• _What is asked_: Repeat the listing that follows, character for character, minus the pictures.

• _Dataset records_:
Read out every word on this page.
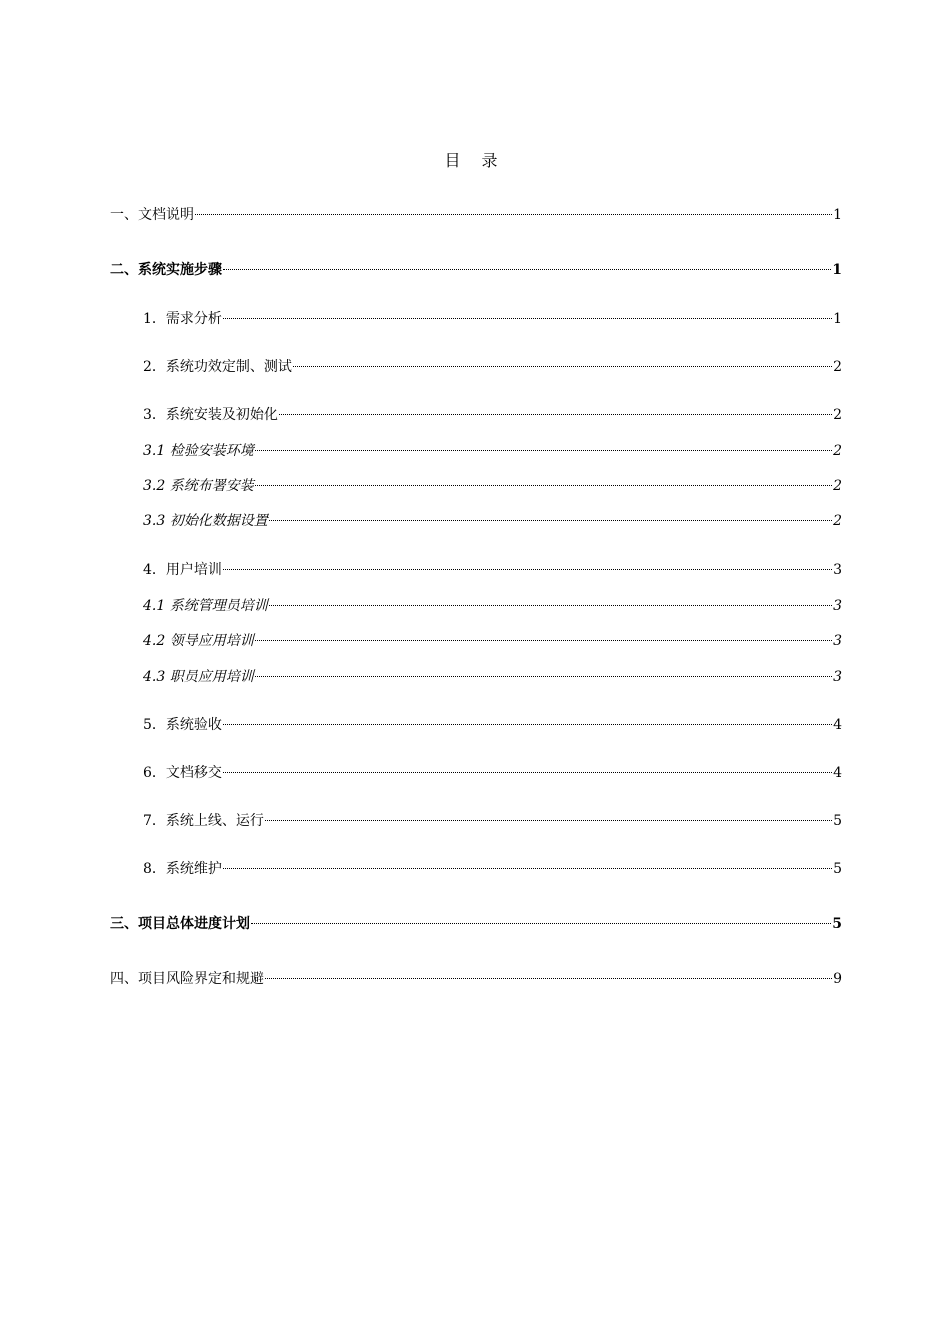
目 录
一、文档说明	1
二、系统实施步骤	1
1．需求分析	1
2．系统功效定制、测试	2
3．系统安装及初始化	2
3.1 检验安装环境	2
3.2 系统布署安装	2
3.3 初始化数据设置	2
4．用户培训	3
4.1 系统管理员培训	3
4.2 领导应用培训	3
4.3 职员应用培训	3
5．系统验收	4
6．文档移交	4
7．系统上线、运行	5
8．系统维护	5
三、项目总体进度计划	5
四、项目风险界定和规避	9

• _Answer to the problem_:
Read out every word on this page.
目 录
一、文档说明	1
二、系统实施步骤	1
1．需求分析	1
2．系统功效定制、测试	2
3．系统安装及初始化	2
3.1 检验安装环境	2
3.2 系统布署安装	2
3.3 初始化数据设置	2
4．用户培训	3
4.1 系统管理员培训	3
4.2 领导应用培训	3
4.3 职员应用培训	3
5．系统验收	4
6．文档移交	4
7．系统上线、运行	5
8．系统维护	5
三、项目总体进度计划	5
四、项目风险界定和规避	9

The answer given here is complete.